— STATED GOAL —
Every entry that follows should be reproduced exactly.

____

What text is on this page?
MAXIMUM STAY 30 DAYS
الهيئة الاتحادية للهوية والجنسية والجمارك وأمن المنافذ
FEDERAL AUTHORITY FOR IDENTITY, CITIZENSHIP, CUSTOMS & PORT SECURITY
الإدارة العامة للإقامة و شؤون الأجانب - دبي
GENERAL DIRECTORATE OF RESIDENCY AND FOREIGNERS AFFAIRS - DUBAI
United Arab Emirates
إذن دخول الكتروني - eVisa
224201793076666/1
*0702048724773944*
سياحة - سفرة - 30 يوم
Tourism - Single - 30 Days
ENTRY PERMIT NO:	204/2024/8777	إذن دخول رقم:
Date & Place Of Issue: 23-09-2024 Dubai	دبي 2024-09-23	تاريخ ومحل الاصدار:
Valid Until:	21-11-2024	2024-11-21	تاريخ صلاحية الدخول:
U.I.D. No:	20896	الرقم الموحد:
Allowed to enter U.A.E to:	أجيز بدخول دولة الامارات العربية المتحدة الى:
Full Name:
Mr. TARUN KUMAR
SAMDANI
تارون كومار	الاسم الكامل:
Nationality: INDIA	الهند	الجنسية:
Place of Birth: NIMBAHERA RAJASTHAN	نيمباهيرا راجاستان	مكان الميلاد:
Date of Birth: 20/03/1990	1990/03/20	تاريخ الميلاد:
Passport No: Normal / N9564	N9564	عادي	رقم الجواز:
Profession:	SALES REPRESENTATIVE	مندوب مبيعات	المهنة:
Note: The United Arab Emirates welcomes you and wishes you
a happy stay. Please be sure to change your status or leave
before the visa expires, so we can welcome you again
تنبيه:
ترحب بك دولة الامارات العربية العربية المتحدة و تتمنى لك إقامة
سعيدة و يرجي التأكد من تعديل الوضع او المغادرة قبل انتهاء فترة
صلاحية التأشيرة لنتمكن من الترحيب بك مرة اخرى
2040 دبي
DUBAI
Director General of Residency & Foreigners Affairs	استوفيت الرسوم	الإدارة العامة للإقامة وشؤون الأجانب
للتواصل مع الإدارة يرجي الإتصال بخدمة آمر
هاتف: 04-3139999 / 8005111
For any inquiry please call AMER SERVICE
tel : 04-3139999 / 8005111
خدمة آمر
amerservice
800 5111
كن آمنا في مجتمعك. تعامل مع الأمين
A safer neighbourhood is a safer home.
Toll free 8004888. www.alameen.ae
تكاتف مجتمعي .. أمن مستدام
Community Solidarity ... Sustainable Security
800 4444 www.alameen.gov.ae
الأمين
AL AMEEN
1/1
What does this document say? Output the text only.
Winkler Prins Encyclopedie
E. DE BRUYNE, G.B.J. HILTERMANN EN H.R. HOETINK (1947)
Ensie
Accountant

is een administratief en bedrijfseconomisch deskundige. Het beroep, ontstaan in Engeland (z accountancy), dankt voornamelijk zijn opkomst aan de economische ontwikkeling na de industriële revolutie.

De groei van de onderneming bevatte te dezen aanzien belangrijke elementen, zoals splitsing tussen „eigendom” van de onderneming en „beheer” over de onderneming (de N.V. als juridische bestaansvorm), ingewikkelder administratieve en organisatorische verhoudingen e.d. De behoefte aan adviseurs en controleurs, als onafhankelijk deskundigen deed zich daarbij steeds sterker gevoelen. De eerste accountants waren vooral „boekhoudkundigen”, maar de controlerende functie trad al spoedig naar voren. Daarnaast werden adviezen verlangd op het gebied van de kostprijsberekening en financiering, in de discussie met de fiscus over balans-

____

— OUTPUT OF THE TASK —
What text is on this page?
MAXIMUM STAY 30 DAYS
الهيئة الاتحادية للهوية والجنسية والجمارك وأمن المنافذ
FEDERAL AUTHORITY FOR IDENTITY, CITIZENSHIP, CUSTOMS & PORT SECURITY
الإدارة العامة للإقامة و شؤون الأجانب - دبي
GENERAL DIRECTORATE OF RESIDENCY AND FOREIGNERS AFFAIRS - DUBAI
United Arab Emirates
إذن دخول الكتروني - eVisa
224201793076666/1
*0702048724773944*
سياحة - سفرة - 30 يوم
Tourism - Single - 30 Days
ENTRY PERMIT NO:	204/2024/8777	إذن دخول رقم:
Date & Place Of Issue: 23-09-2024 Dubai	دبي 2024-09-23	تاريخ ومحل الاصدار:
Valid Until:	21-11-2024	2024-11-21	تاريخ صلاحية الدخول:
U.I.D. No:	20896	الرقم الموحد:
Allowed to enter U.A.E to:	أجيز بدخول دولة الامارات العربية المتحدة الى:
Full Name:
Mr. TARUN KUMAR
SAMDANI
تارون كومار	الاسم الكامل:
Nationality: INDIA	الهند	الجنسية:
Place of Birth: NIMBAHERA RAJASTHAN	نيمباهيرا راجاستان	مكان الميلاد:
Date of Birth: 20/03/1990	1990/03/20	تاريخ الميلاد:
Passport No: Normal / N9564	N9564	عادي	رقم الجواز:
Profession:	SALES REPRESENTATIVE	مندوب مبيعات	المهنة:
Note: The United Arab Emirates welcomes you and wishes you
a happy stay. Please be sure to change your status or leave
before the visa expires, so we can welcome you again
تنبيه:
ترحب بك دولة الامارات العربية العربية المتحدة و تتمنى لك إقامة
سعيدة و يرجي التأكد من تعديل الوضع او المغادرة قبل انتهاء فترة
صلاحية التأشيرة لنتمكن من الترحيب بك مرة اخرى
2040 دبي
DUBAI
Director General of Residency & Foreigners Affairs	استوفيت الرسوم	الإدارة العامة للإقامة وشؤون الأجانب
للتواصل مع الإدارة يرجي الإتصال بخدمة آمر
هاتف: 04-3139999 / 8005111
For any inquiry please call AMER SERVICE
tel : 04-3139999 / 8005111
خدمة آمر
amerservice
800 5111
كن آمنا في مجتمعك. تعامل مع الأمين
A safer neighbourhood is a safer home.
Toll free 8004888. www.alameen.ae
تكاتف مجتمعي .. أمن مستدام
Community Solidarity ... Sustainable Security
800 4444 www.alameen.gov.ae
الأمين
AL AMEEN
1/1
What does this document say? Output the text only.
Winkler Prins Encyclopedie
E. DE BRUYNE, G.B.J. HILTERMANN EN H.R. HOETINK (1947)
Ensie
Accountant

is een administratief en bedrijfseconomisch deskundige. Het beroep, ontstaan in Engeland (z accountancy), dankt voornamelijk zijn opkomst aan de economische ontwikkeling na de industriële revolutie.

De groei van de onderneming bevatte te dezen aanzien belangrijke elementen, zoals splitsing tussen „eigendom” van de onderneming en „beheer” over de onderneming (de N.V. als juridische bestaansvorm), ingewikkelder administratieve en organisatorische verhoudingen e.d. De behoefte aan adviseurs en controleurs, als onafhankelijk deskundigen deed zich daarbij steeds sterker gevoelen. De eerste accountants waren vooral „boekhoudkundigen”, maar de controlerende functie trad al spoedig naar voren. Daarnaast werden adviezen verlangd op het gebied van de kostprijsberekening en financiering, in de discussie met de fiscus over balans-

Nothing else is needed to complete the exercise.